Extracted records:
_ _ _ _
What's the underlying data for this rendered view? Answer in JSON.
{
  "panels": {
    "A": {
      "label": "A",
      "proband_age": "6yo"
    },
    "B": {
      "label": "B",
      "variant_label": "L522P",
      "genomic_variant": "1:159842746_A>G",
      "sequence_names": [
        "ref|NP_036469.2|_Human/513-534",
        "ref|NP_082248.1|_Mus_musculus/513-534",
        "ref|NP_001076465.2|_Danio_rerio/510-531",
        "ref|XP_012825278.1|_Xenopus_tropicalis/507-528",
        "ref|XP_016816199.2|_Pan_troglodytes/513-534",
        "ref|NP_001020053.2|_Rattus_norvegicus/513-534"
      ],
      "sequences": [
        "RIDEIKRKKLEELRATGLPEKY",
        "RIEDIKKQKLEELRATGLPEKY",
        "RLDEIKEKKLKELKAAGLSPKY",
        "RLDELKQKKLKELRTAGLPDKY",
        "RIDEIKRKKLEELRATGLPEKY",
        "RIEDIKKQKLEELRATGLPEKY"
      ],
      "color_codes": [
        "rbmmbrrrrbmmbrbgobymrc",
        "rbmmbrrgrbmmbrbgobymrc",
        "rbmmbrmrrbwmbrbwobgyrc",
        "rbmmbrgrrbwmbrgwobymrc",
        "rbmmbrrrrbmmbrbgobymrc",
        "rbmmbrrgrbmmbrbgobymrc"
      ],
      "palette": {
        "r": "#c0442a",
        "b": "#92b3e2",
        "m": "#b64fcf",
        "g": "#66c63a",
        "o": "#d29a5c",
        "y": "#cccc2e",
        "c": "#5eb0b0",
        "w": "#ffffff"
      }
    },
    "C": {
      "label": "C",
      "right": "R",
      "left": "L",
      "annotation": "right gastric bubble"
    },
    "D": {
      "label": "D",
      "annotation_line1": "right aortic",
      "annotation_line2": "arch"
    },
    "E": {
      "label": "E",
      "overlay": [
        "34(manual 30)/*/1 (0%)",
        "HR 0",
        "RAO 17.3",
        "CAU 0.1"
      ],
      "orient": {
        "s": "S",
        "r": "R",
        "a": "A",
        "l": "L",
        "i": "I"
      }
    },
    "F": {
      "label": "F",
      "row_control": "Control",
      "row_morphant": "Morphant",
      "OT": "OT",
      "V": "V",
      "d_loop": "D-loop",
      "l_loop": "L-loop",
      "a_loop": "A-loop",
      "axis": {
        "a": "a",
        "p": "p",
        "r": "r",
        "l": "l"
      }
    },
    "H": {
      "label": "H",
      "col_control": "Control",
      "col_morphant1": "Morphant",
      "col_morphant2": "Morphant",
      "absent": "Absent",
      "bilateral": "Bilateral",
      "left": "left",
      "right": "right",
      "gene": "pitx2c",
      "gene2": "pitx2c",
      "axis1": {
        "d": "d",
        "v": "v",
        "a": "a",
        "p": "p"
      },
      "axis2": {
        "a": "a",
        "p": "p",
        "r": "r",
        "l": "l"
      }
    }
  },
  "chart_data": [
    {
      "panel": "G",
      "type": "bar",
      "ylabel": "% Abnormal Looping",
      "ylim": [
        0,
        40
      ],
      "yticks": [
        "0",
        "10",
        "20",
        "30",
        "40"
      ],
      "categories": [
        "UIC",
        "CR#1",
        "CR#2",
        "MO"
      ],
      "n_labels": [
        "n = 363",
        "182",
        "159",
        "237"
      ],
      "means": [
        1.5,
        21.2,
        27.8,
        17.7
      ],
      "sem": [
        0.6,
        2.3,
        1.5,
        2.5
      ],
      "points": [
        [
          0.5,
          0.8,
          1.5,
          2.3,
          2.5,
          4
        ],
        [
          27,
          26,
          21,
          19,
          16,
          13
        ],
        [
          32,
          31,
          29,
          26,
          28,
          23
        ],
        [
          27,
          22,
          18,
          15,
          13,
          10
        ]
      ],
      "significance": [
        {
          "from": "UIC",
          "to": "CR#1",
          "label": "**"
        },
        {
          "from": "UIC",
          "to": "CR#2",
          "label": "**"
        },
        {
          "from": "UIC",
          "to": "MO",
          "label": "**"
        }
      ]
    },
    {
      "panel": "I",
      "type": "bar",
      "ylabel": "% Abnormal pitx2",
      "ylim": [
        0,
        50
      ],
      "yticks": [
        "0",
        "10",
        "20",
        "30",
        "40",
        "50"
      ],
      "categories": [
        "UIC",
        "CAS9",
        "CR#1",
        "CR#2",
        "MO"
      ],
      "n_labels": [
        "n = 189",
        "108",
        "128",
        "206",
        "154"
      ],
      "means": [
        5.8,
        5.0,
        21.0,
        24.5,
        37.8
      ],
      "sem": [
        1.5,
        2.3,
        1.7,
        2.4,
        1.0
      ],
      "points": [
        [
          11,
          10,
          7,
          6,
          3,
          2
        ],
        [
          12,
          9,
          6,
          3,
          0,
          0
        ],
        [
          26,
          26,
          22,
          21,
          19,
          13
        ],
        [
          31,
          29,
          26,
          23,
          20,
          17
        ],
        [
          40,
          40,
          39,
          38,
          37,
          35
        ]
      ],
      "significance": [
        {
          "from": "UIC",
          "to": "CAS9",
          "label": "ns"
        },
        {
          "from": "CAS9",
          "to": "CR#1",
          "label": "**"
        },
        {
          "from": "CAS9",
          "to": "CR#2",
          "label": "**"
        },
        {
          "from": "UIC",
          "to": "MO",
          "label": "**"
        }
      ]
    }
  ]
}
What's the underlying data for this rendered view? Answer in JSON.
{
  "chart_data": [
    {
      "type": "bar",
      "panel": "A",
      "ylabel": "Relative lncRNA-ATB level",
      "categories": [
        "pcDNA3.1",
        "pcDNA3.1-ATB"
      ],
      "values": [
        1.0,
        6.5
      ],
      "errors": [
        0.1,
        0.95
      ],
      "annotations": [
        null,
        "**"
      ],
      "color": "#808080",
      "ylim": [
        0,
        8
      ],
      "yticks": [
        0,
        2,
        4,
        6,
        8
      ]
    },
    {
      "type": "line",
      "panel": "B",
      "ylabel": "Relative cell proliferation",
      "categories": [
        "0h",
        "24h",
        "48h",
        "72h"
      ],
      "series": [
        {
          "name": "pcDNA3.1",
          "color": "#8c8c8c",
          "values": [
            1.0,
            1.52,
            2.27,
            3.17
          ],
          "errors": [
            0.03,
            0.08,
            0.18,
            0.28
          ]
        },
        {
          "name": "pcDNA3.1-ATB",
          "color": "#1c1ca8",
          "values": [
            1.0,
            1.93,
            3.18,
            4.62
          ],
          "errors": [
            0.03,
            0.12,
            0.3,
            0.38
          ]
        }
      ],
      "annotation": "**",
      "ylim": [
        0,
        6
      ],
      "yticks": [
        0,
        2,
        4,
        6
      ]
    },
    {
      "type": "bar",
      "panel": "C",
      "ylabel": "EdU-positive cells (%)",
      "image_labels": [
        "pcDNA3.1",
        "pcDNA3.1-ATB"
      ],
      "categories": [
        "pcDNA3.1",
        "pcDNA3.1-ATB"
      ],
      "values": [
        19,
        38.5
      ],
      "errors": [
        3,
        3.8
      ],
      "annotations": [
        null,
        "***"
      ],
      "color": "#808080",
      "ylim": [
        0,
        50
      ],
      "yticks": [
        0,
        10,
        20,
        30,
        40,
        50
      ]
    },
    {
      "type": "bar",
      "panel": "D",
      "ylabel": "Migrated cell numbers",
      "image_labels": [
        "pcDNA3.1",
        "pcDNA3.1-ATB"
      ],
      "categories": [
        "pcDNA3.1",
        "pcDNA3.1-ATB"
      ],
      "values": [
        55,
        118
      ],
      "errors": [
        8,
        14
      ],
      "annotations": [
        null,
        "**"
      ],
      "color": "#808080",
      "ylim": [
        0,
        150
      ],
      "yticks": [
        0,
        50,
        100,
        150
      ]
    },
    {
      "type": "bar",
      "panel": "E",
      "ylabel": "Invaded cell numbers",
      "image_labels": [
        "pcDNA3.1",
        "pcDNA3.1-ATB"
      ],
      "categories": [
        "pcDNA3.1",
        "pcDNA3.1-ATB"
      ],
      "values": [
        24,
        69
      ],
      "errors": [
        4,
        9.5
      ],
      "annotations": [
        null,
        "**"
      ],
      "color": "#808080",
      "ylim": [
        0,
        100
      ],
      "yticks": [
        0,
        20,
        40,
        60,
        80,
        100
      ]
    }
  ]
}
_ _ _ _
Directions: State the number of lines above that hold the string "Abnormal", with nothing added.

Solution to this task: 2